Provided entries
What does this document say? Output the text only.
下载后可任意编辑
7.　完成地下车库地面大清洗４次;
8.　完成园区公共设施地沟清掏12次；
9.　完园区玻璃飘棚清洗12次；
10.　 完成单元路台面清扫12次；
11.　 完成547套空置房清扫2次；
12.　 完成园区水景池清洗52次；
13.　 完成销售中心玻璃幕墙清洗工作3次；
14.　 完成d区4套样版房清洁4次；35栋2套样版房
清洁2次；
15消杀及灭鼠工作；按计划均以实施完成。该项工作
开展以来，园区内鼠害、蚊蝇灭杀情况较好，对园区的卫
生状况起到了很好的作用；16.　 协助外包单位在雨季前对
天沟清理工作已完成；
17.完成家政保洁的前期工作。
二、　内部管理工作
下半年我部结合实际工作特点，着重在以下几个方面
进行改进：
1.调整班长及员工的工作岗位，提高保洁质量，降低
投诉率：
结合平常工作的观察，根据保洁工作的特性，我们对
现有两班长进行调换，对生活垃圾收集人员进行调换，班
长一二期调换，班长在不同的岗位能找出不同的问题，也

Short exercise
Copy out all the entries shown above, character for character.

Result
What does this document say? Output the text only.
下载后可任意编辑
7.　完成地下车库地面大清洗４次;
8.　完成园区公共设施地沟清掏12次；
9.　完园区玻璃飘棚清洗12次；
10.　 完成单元路台面清扫12次；
11.　 完成547套空置房清扫2次；
12.　 完成园区水景池清洗52次；
13.　 完成销售中心玻璃幕墙清洗工作3次；
14.　 完成d区4套样版房清洁4次；35栋2套样版房
清洁2次；
15消杀及灭鼠工作；按计划均以实施完成。该项工作
开展以来，园区内鼠害、蚊蝇灭杀情况较好，对园区的卫
生状况起到了很好的作用；16.　 协助外包单位在雨季前对
天沟清理工作已完成；
17.完成家政保洁的前期工作。
二、　内部管理工作
下半年我部结合实际工作特点，着重在以下几个方面
进行改进：
1.调整班长及员工的工作岗位，提高保洁质量，降低
投诉率：
结合平常工作的观察，根据保洁工作的特性，我们对
现有两班长进行调换，对生活垃圾收集人员进行调换，班
长一二期调换，班长在不同的岗位能找出不同的问题，也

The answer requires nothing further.